Collected data
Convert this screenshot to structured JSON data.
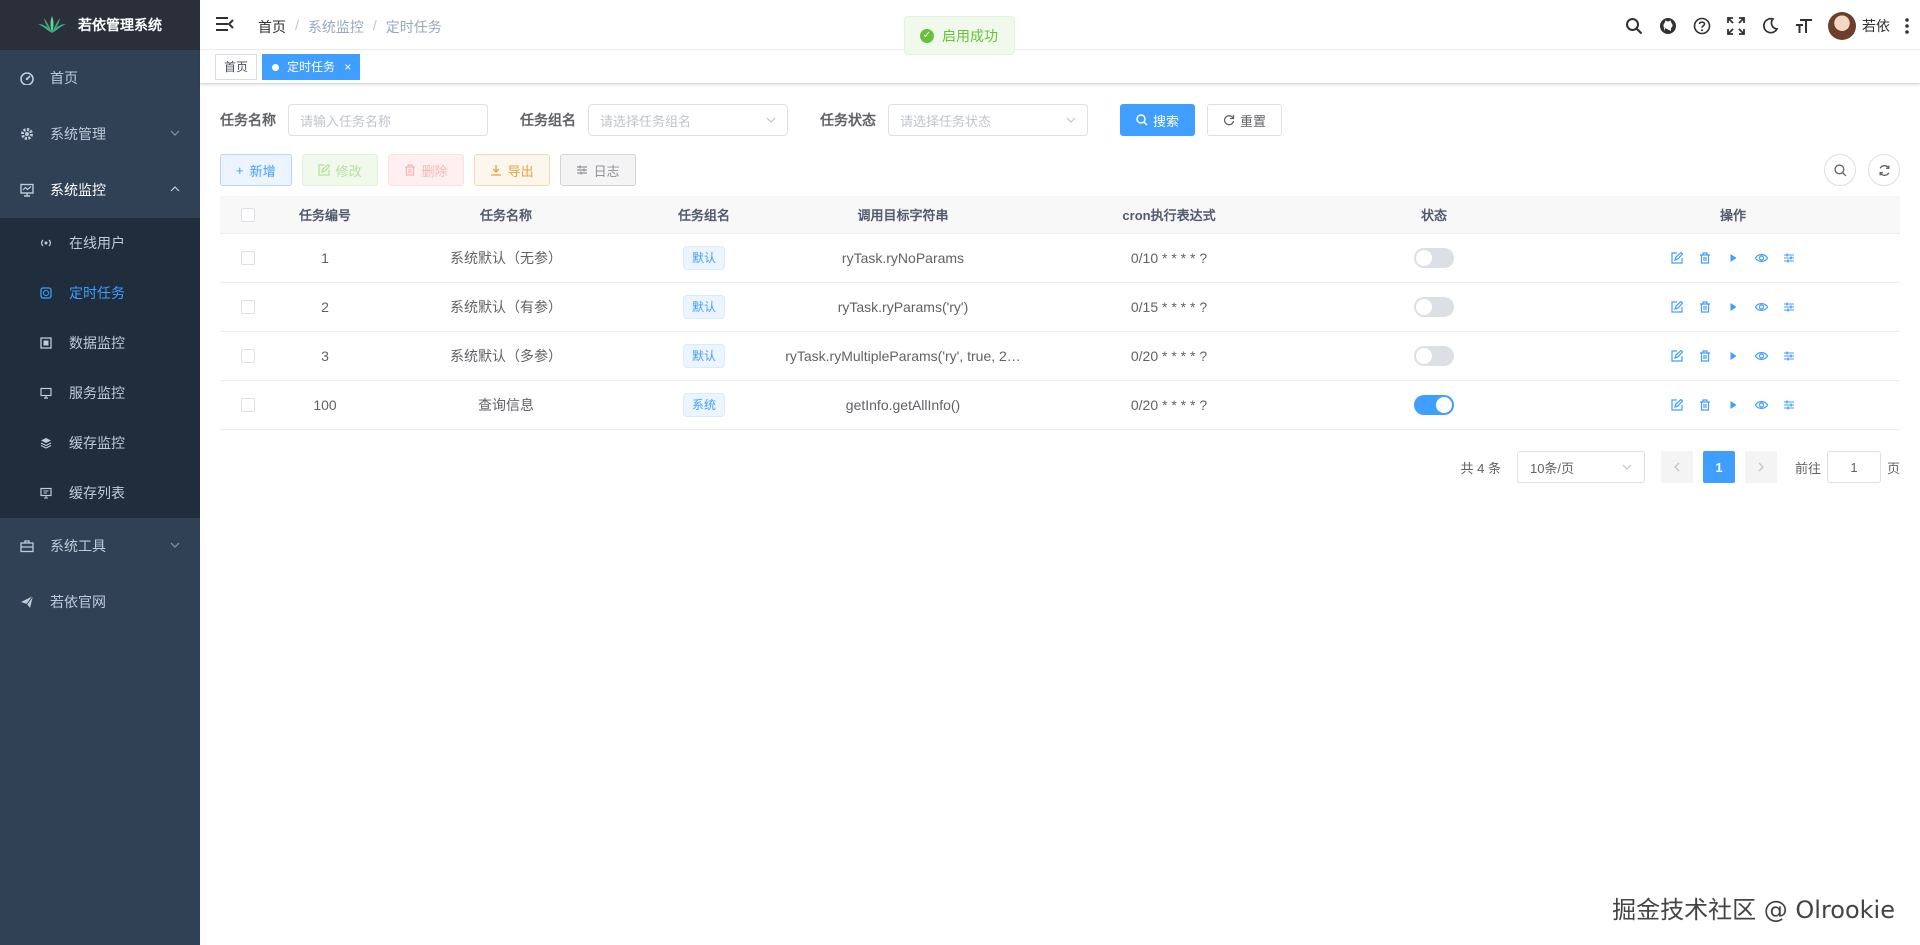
{
  "app": {
    "title": "若依管理系统"
  },
  "sidebar": {
    "items": [
      {
        "label": "首页",
        "icon": "dashboard-icon"
      },
      {
        "label": "系统管理",
        "icon": "gear-icon"
      },
      {
        "label": "系统监控",
        "icon": "monitor-icon"
      },
      {
        "label": "系统工具",
        "icon": "toolbox-icon"
      },
      {
        "label": "若依官网",
        "icon": "send-icon"
      }
    ],
    "monitor_sub": [
      {
        "label": "在线用户",
        "icon": "online-icon"
      },
      {
        "label": "定时任务",
        "icon": "job-icon"
      },
      {
        "label": "数据监控",
        "icon": "druid-icon"
      },
      {
        "label": "服务监控",
        "icon": "server-icon"
      },
      {
        "label": "缓存监控",
        "icon": "redis-icon"
      },
      {
        "label": "缓存列表",
        "icon": "redis-list-icon"
      }
    ]
  },
  "navbar": {
    "breadcrumb": [
      "首页",
      "系统监控",
      "定时任务"
    ],
    "separator": "/",
    "username": "若依"
  },
  "toast": {
    "text": "启用成功"
  },
  "tags": {
    "home": "首页",
    "current": "定时任务",
    "close": "×"
  },
  "search": {
    "name_label": "任务名称",
    "name_placeholder": "请输入任务名称",
    "group_label": "任务组名",
    "group_placeholder": "请选择任务组名",
    "status_label": "任务状态",
    "status_placeholder": "请选择任务状态",
    "search_button": "搜索",
    "reset_button": "重置"
  },
  "toolbar": {
    "add": "新增",
    "edit": "修改",
    "delete": "删除",
    "export": "导出",
    "log": "日志"
  },
  "table": {
    "headers": [
      "任务编号",
      "任务名称",
      "任务组名",
      "调用目标字符串",
      "cron执行表达式",
      "状态",
      "操作"
    ],
    "rows": [
      {
        "id": "1",
        "name": "系统默认（无参）",
        "group": "默认",
        "target": "ryTask.ryNoParams",
        "cron": "0/10 * * * * ?",
        "enabled": false
      },
      {
        "id": "2",
        "name": "系统默认（有参）",
        "group": "默认",
        "target": "ryTask.ryParams('ry')",
        "cron": "0/15 * * * * ?",
        "enabled": false
      },
      {
        "id": "3",
        "name": "系统默认（多参）",
        "group": "默认",
        "target": "ryTask.ryMultipleParams('ry', true, 2…",
        "cron": "0/20 * * * * ?",
        "enabled": false
      },
      {
        "id": "100",
        "name": "查询信息",
        "group": "系统",
        "target": "getInfo.getAllInfo()",
        "cron": "0/20 * * * * ?",
        "enabled": true
      }
    ]
  },
  "pagination": {
    "total": "共 4 条",
    "page_size": "10条/页",
    "current_page": "1",
    "goto_label": "前往",
    "goto_value": "1",
    "page_suffix": "页"
  },
  "watermark": "掘金技术社区 @ Olrookie",
  "colors": {
    "primary": "#409eff",
    "sidebar_bg": "#304156",
    "success": "#67c23a"
  }
}
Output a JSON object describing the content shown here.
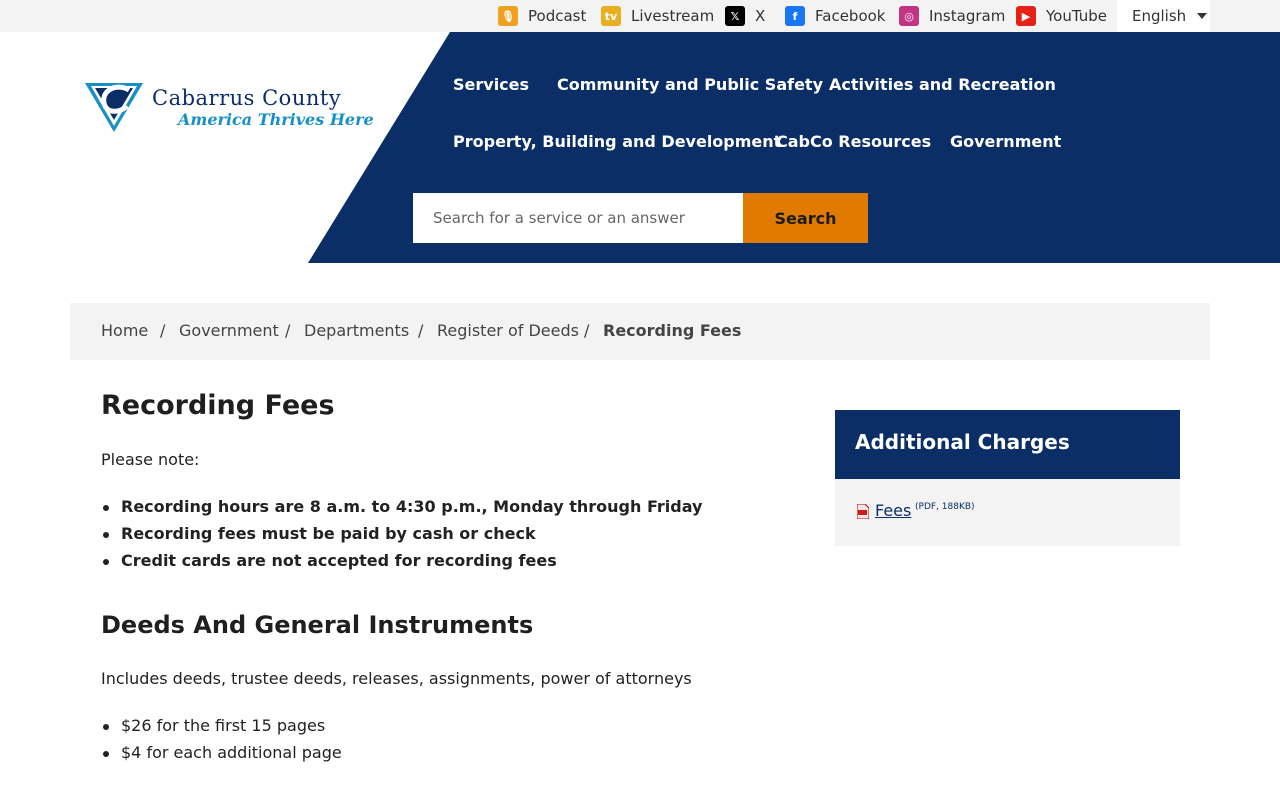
{
  "topbar": {
    "links": [
      {
        "label": "Podcast",
        "icon": "podcast-icon",
        "color": "#f0a020"
      },
      {
        "label": "Livestream",
        "icon": "livestream-icon",
        "color": "#e8b020"
      },
      {
        "label": "X",
        "icon": "x-icon",
        "color": "#000000"
      },
      {
        "label": "Facebook",
        "icon": "facebook-icon",
        "color": "#1877f2"
      },
      {
        "label": "Instagram",
        "icon": "instagram-icon",
        "color": "#c13584"
      },
      {
        "label": "YouTube",
        "icon": "youtube-icon",
        "color": "#e62117"
      }
    ],
    "language": "English"
  },
  "logo": {
    "title": "Cabarrus County",
    "tagline": "America Thrives Here"
  },
  "nav": {
    "items": [
      "Services",
      "Community and Public Safety",
      "Activities and Recreation",
      "Property, Building and Development",
      "CabCo Resources",
      "Government"
    ]
  },
  "search": {
    "placeholder": "Search for a service or an answer",
    "button": "Search"
  },
  "breadcrumb": {
    "items": [
      "Home",
      "Government",
      "Departments",
      "Register of Deeds"
    ],
    "current": "Recording Fees"
  },
  "main": {
    "title": "Recording Fees",
    "note": "Please note:",
    "notes": [
      "Recording hours are 8 a.m. to 4:30 p.m., Monday through Friday",
      "Recording fees must be paid by cash or check",
      "Credit cards are not accepted for recording fees"
    ],
    "section_title": "Deeds And General Instruments",
    "section_text": "Includes deeds, trustee deeds, releases, assignments, power of attorneys",
    "section_items": [
      "$26 for the first 15 pages",
      "$4 for each additional page"
    ]
  },
  "sidebar": {
    "title": "Additional Charges",
    "link_label": "Fees",
    "link_meta": "(PDF, 188KB)"
  },
  "colors": {
    "navy": "#0b2e66",
    "accent": "#e07b00",
    "light_gray": "#f3f3f3"
  }
}
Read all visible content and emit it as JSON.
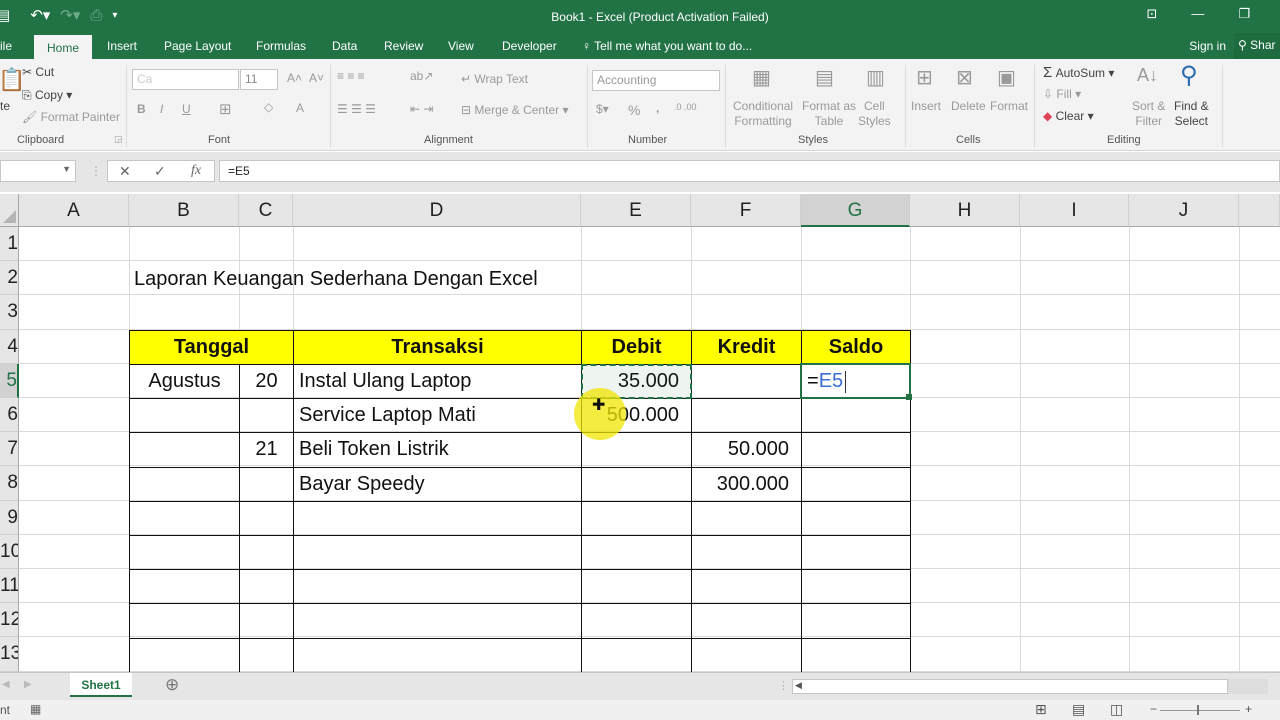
{
  "window": {
    "title": "Book1 - Excel (Product Activation Failed)",
    "qat": {
      "save_icon": "save-icon",
      "undo_icon": "undo-icon",
      "redo_icon": "redo-icon",
      "customize_icon": "customize-qat-icon"
    }
  },
  "tabs": [
    {
      "label": "ile"
    },
    {
      "label": "Home"
    },
    {
      "label": "Insert"
    },
    {
      "label": "Page Layout"
    },
    {
      "label": "Formulas"
    },
    {
      "label": "Data"
    },
    {
      "label": "Review"
    },
    {
      "label": "View"
    },
    {
      "label": "Developer"
    }
  ],
  "tell_me": "Tell me what you want to do...",
  "sign_in": "Sign in",
  "share": "Shar",
  "ribbon": {
    "clipboard": {
      "paste": "te",
      "cut": "Cut",
      "copy": "Copy",
      "format_painter": "Format Painter",
      "label": "Clipboard"
    },
    "font": {
      "font_name": "Ca",
      "font_size": "11",
      "bold": "B",
      "italic": "I",
      "underline": "U",
      "label": "Font"
    },
    "alignment": {
      "wrap_text": "Wrap Text",
      "merge_center": "Merge & Center",
      "label": "Alignment"
    },
    "number": {
      "format": "Accounting",
      "percent": "%",
      "comma": ",",
      "label": "Number"
    },
    "styles": {
      "conditional_formatting": [
        "Conditional",
        "Formatting"
      ],
      "format_as_table": [
        "Format as",
        "Table"
      ],
      "cell_styles": [
        "Cell",
        "Styles"
      ],
      "label": "Styles"
    },
    "cells": {
      "insert": "Insert",
      "delete": "Delete",
      "format": "Format",
      "label": "Cells"
    },
    "editing": {
      "autosum": "AutoSum",
      "fill": "Fill",
      "clear": "Clear",
      "sort_filter": [
        "Sort &",
        "Filter"
      ],
      "find_select": [
        "Find &",
        "Select"
      ],
      "label": "Editing"
    }
  },
  "formula_bar": {
    "name_box": "",
    "cancel": "✕",
    "enter": "✓",
    "fx": "fx",
    "formula": "=E5"
  },
  "columns": [
    "A",
    "B",
    "C",
    "D",
    "E",
    "F",
    "G",
    "H",
    "I",
    "J"
  ],
  "rows": [
    "1",
    "2",
    "3",
    "4",
    "5",
    "6",
    "7",
    "8",
    "9",
    "10",
    "11",
    "12",
    "13"
  ],
  "sheet": {
    "title": "Laporan Keuangan Sederhana Dengan Excel",
    "headers": {
      "tanggal": "Tanggal",
      "transaksi": "Transaksi",
      "debit": "Debit",
      "kredit": "Kredit",
      "saldo": "Saldo"
    },
    "records": [
      {
        "month": "Agustus",
        "day": "20",
        "transaksi": "Instal Ulang Laptop",
        "debit": "35.000",
        "kredit": "",
        "saldo": "=E5"
      },
      {
        "month": "",
        "day": "",
        "transaksi": "Service Laptop Mati",
        "debit": "500.000",
        "kredit": "",
        "saldo": ""
      },
      {
        "month": "",
        "day": "21",
        "transaksi": "Beli Token Listrik",
        "debit": "",
        "kredit": "50.000",
        "saldo": ""
      },
      {
        "month": "",
        "day": "",
        "transaksi": "Bayar Speedy",
        "debit": "",
        "kredit": "300.000",
        "saldo": ""
      }
    ],
    "active_cell": "G5",
    "copy_source": "E5"
  },
  "sheet_tabs": [
    {
      "label": "Sheet1"
    }
  ],
  "status": {
    "mode": "nt"
  },
  "colors": {
    "excel_green": "#217346",
    "header_fill": "#ffff00",
    "ref_blue": "#3b6fd6"
  }
}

_What is asked_:
Pull out and copy each line containing the string "Laptop".

_Answer for the task_:
        "transaksi": "Instal Ulang Laptop",
        "transaksi": "Service Laptop Mati",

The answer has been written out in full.